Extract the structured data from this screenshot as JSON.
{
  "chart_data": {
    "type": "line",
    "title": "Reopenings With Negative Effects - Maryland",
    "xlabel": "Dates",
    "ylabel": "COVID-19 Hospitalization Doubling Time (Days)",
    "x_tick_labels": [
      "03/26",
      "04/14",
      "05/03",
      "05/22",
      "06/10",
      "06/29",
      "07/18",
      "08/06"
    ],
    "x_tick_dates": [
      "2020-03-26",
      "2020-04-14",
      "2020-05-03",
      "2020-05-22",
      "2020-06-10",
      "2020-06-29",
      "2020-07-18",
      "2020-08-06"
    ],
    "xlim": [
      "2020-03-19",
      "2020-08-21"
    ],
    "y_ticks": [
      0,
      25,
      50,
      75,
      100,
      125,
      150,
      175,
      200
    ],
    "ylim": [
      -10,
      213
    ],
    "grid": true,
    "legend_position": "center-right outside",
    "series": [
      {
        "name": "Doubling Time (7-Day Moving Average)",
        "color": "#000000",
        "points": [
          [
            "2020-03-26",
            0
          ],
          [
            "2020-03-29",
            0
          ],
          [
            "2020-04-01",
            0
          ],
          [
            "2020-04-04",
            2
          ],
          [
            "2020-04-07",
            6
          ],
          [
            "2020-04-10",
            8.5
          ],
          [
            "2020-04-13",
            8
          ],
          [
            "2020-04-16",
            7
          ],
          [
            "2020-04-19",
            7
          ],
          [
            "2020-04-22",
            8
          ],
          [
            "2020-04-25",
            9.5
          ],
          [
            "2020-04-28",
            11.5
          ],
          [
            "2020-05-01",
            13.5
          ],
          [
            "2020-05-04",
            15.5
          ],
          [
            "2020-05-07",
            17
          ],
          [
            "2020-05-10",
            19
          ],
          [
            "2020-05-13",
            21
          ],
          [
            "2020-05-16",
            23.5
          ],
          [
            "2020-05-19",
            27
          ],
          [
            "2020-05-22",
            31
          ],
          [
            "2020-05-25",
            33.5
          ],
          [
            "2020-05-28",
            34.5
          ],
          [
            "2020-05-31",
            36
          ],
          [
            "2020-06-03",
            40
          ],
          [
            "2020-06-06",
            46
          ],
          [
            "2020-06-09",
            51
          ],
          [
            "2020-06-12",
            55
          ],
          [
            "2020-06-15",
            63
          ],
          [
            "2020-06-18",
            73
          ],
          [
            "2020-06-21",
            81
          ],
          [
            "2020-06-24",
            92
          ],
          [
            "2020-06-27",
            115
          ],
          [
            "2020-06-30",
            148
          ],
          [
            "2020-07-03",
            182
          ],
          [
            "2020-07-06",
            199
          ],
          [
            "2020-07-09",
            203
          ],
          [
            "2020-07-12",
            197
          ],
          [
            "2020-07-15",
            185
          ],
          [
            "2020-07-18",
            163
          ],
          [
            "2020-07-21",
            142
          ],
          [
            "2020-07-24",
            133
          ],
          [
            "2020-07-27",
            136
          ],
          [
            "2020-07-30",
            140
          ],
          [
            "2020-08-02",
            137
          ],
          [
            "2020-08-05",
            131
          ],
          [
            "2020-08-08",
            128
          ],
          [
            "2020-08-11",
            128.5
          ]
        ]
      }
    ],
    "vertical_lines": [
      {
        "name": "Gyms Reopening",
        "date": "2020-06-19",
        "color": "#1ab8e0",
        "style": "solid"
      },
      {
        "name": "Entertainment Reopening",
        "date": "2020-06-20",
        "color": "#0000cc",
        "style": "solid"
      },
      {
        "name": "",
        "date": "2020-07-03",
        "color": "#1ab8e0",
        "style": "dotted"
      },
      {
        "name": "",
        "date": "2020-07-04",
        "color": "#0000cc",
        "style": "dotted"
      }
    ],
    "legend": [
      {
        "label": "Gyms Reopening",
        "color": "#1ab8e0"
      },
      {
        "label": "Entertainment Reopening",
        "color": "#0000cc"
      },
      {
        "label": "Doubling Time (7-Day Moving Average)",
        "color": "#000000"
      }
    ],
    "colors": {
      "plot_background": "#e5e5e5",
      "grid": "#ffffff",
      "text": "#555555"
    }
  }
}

EXERCISE DETAILS:
Extract, word for word, each line of the listing above.

RESULT OF THE EXERCISE:
Extract the structured data from this screenshot as JSON.
{
  "chart_data": {
    "type": "line",
    "title": "Reopenings With Negative Effects - Maryland",
    "xlabel": "Dates",
    "ylabel": "COVID-19 Hospitalization Doubling Time (Days)",
    "x_tick_labels": [
      "03/26",
      "04/14",
      "05/03",
      "05/22",
      "06/10",
      "06/29",
      "07/18",
      "08/06"
    ],
    "x_tick_dates": [
      "2020-03-26",
      "2020-04-14",
      "2020-05-03",
      "2020-05-22",
      "2020-06-10",
      "2020-06-29",
      "2020-07-18",
      "2020-08-06"
    ],
    "xlim": [
      "2020-03-19",
      "2020-08-21"
    ],
    "y_ticks": [
      0,
      25,
      50,
      75,
      100,
      125,
      150,
      175,
      200
    ],
    "ylim": [
      -10,
      213
    ],
    "grid": true,
    "legend_position": "center-right outside",
    "series": [
      {
        "name": "Doubling Time (7-Day Moving Average)",
        "color": "#000000",
        "points": [
          [
            "2020-03-26",
            0
          ],
          [
            "2020-03-29",
            0
          ],
          [
            "2020-04-01",
            0
          ],
          [
            "2020-04-04",
            2
          ],
          [
            "2020-04-07",
            6
          ],
          [
            "2020-04-10",
            8.5
          ],
          [
            "2020-04-13",
            8
          ],
          [
            "2020-04-16",
            7
          ],
          [
            "2020-04-19",
            7
          ],
          [
            "2020-04-22",
            8
          ],
          [
            "2020-04-25",
            9.5
          ],
          [
            "2020-04-28",
            11.5
          ],
          [
            "2020-05-01",
            13.5
          ],
          [
            "2020-05-04",
            15.5
          ],
          [
            "2020-05-07",
            17
          ],
          [
            "2020-05-10",
            19
          ],
          [
            "2020-05-13",
            21
          ],
          [
            "2020-05-16",
            23.5
          ],
          [
            "2020-05-19",
            27
          ],
          [
            "2020-05-22",
            31
          ],
          [
            "2020-05-25",
            33.5
          ],
          [
            "2020-05-28",
            34.5
          ],
          [
            "2020-05-31",
            36
          ],
          [
            "2020-06-03",
            40
          ],
          [
            "2020-06-06",
            46
          ],
          [
            "2020-06-09",
            51
          ],
          [
            "2020-06-12",
            55
          ],
          [
            "2020-06-15",
            63
          ],
          [
            "2020-06-18",
            73
          ],
          [
            "2020-06-21",
            81
          ],
          [
            "2020-06-24",
            92
          ],
          [
            "2020-06-27",
            115
          ],
          [
            "2020-06-30",
            148
          ],
          [
            "2020-07-03",
            182
          ],
          [
            "2020-07-06",
            199
          ],
          [
            "2020-07-09",
            203
          ],
          [
            "2020-07-12",
            197
          ],
          [
            "2020-07-15",
            185
          ],
          [
            "2020-07-18",
            163
          ],
          [
            "2020-07-21",
            142
          ],
          [
            "2020-07-24",
            133
          ],
          [
            "2020-07-27",
            136
          ],
          [
            "2020-07-30",
            140
          ],
          [
            "2020-08-02",
            137
          ],
          [
            "2020-08-05",
            131
          ],
          [
            "2020-08-08",
            128
          ],
          [
            "2020-08-11",
            128.5
          ]
        ]
      }
    ],
    "vertical_lines": [
      {
        "name": "Gyms Reopening",
        "date": "2020-06-19",
        "color": "#1ab8e0",
        "style": "solid"
      },
      {
        "name": "Entertainment Reopening",
        "date": "2020-06-20",
        "color": "#0000cc",
        "style": "solid"
      },
      {
        "name": "",
        "date": "2020-07-03",
        "color": "#1ab8e0",
        "style": "dotted"
      },
      {
        "name": "",
        "date": "2020-07-04",
        "color": "#0000cc",
        "style": "dotted"
      }
    ],
    "legend": [
      {
        "label": "Gyms Reopening",
        "color": "#1ab8e0"
      },
      {
        "label": "Entertainment Reopening",
        "color": "#0000cc"
      },
      {
        "label": "Doubling Time (7-Day Moving Average)",
        "color": "#000000"
      }
    ],
    "colors": {
      "plot_background": "#e5e5e5",
      "grid": "#ffffff",
      "text": "#555555"
    }
  }
}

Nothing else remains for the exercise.